#### [Exercise description]
Entries follow. Set all of them down as they stand.
BEGIN Given records
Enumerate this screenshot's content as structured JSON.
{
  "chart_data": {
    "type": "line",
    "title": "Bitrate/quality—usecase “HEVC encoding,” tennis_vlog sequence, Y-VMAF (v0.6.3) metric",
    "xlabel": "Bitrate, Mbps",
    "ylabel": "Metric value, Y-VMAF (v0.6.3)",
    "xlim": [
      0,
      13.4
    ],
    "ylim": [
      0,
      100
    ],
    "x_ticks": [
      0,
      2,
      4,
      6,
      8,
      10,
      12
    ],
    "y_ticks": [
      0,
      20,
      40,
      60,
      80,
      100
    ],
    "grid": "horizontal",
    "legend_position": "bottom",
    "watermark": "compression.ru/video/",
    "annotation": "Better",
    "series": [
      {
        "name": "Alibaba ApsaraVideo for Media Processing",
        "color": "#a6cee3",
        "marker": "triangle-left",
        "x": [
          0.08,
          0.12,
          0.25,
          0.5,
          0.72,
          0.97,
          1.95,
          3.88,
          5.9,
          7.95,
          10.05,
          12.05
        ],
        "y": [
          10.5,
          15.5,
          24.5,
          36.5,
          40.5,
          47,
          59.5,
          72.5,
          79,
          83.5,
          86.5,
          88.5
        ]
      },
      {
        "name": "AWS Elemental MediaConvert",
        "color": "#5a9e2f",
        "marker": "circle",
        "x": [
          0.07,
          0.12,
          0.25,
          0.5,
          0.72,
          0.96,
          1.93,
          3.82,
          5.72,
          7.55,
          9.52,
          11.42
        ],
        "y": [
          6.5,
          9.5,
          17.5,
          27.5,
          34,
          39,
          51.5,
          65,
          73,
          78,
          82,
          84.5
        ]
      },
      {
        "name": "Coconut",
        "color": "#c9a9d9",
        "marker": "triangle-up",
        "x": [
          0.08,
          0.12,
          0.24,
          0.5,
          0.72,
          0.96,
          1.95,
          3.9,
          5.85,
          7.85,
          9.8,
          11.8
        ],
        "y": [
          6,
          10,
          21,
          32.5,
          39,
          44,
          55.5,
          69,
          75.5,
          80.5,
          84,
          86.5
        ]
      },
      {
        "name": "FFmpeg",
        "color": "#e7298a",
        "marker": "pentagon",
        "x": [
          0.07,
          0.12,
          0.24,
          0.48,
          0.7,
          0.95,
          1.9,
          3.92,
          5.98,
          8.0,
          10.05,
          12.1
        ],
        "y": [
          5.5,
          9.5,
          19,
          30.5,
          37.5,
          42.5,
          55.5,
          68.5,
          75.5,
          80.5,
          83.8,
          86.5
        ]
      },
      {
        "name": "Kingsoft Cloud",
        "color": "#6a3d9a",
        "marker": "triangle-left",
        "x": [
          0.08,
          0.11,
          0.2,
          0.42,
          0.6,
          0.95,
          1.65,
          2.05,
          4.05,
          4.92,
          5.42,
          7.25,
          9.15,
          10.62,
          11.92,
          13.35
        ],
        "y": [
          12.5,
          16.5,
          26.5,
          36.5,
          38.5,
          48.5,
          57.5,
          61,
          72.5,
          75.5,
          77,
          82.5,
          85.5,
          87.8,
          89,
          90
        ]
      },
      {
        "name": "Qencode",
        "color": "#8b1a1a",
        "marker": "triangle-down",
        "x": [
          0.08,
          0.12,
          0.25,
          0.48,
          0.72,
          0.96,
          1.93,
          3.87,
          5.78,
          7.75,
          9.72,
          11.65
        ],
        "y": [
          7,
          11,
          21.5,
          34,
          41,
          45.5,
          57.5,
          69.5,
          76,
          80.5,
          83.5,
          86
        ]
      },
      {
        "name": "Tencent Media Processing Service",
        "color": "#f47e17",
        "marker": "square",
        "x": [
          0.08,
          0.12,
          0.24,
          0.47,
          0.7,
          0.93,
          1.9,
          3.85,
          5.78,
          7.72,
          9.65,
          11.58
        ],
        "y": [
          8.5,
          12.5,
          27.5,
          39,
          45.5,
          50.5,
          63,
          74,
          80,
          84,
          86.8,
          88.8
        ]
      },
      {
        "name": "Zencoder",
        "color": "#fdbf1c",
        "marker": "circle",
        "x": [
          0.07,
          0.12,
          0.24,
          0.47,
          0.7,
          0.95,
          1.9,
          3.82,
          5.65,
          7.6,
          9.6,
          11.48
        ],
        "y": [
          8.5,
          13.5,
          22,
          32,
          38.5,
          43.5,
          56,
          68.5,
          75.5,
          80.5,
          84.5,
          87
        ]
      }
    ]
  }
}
END Given records
#### [Expected output]
Enumerate this screenshot's content as structured JSON.
{
  "chart_data": {
    "type": "line",
    "title": "Bitrate/quality—usecase “HEVC encoding,” tennis_vlog sequence, Y-VMAF (v0.6.3) metric",
    "xlabel": "Bitrate, Mbps",
    "ylabel": "Metric value, Y-VMAF (v0.6.3)",
    "xlim": [
      0,
      13.4
    ],
    "ylim": [
      0,
      100
    ],
    "x_ticks": [
      0,
      2,
      4,
      6,
      8,
      10,
      12
    ],
    "y_ticks": [
      0,
      20,
      40,
      60,
      80,
      100
    ],
    "grid": "horizontal",
    "legend_position": "bottom",
    "watermark": "compression.ru/video/",
    "annotation": "Better",
    "series": [
      {
        "name": "Alibaba ApsaraVideo for Media Processing",
        "color": "#a6cee3",
        "marker": "triangle-left",
        "x": [
          0.08,
          0.12,
          0.25,
          0.5,
          0.72,
          0.97,
          1.95,
          3.88,
          5.9,
          7.95,
          10.05,
          12.05
        ],
        "y": [
          10.5,
          15.5,
          24.5,
          36.5,
          40.5,
          47,
          59.5,
          72.5,
          79,
          83.5,
          86.5,
          88.5
        ]
      },
      {
        "name": "AWS Elemental MediaConvert",
        "color": "#5a9e2f",
        "marker": "circle",
        "x": [
          0.07,
          0.12,
          0.25,
          0.5,
          0.72,
          0.96,
          1.93,
          3.82,
          5.72,
          7.55,
          9.52,
          11.42
        ],
        "y": [
          6.5,
          9.5,
          17.5,
          27.5,
          34,
          39,
          51.5,
          65,
          73,
          78,
          82,
          84.5
        ]
      },
      {
        "name": "Coconut",
        "color": "#c9a9d9",
        "marker": "triangle-up",
        "x": [
          0.08,
          0.12,
          0.24,
          0.5,
          0.72,
          0.96,
          1.95,
          3.9,
          5.85,
          7.85,
          9.8,
          11.8
        ],
        "y": [
          6,
          10,
          21,
          32.5,
          39,
          44,
          55.5,
          69,
          75.5,
          80.5,
          84,
          86.5
        ]
      },
      {
        "name": "FFmpeg",
        "color": "#e7298a",
        "marker": "pentagon",
        "x": [
          0.07,
          0.12,
          0.24,
          0.48,
          0.7,
          0.95,
          1.9,
          3.92,
          5.98,
          8.0,
          10.05,
          12.1
        ],
        "y": [
          5.5,
          9.5,
          19,
          30.5,
          37.5,
          42.5,
          55.5,
          68.5,
          75.5,
          80.5,
          83.8,
          86.5
        ]
      },
      {
        "name": "Kingsoft Cloud",
        "color": "#6a3d9a",
        "marker": "triangle-left",
        "x": [
          0.08,
          0.11,
          0.2,
          0.42,
          0.6,
          0.95,
          1.65,
          2.05,
          4.05,
          4.92,
          5.42,
          7.25,
          9.15,
          10.62,
          11.92,
          13.35
        ],
        "y": [
          12.5,
          16.5,
          26.5,
          36.5,
          38.5,
          48.5,
          57.5,
          61,
          72.5,
          75.5,
          77,
          82.5,
          85.5,
          87.8,
          89,
          90
        ]
      },
      {
        "name": "Qencode",
        "color": "#8b1a1a",
        "marker": "triangle-down",
        "x": [
          0.08,
          0.12,
          0.25,
          0.48,
          0.72,
          0.96,
          1.93,
          3.87,
          5.78,
          7.75,
          9.72,
          11.65
        ],
        "y": [
          7,
          11,
          21.5,
          34,
          41,
          45.5,
          57.5,
          69.5,
          76,
          80.5,
          83.5,
          86
        ]
      },
      {
        "name": "Tencent Media Processing Service",
        "color": "#f47e17",
        "marker": "square",
        "x": [
          0.08,
          0.12,
          0.24,
          0.47,
          0.7,
          0.93,
          1.9,
          3.85,
          5.78,
          7.72,
          9.65,
          11.58
        ],
        "y": [
          8.5,
          12.5,
          27.5,
          39,
          45.5,
          50.5,
          63,
          74,
          80,
          84,
          86.8,
          88.8
        ]
      },
      {
        "name": "Zencoder",
        "color": "#fdbf1c",
        "marker": "circle",
        "x": [
          0.07,
          0.12,
          0.24,
          0.47,
          0.7,
          0.95,
          1.9,
          3.82,
          5.65,
          7.6,
          9.6,
          11.48
        ],
        "y": [
          8.5,
          13.5,
          22,
          32,
          38.5,
          43.5,
          56,
          68.5,
          75.5,
          80.5,
          84.5,
          87
        ]
      }
    ]
  }
}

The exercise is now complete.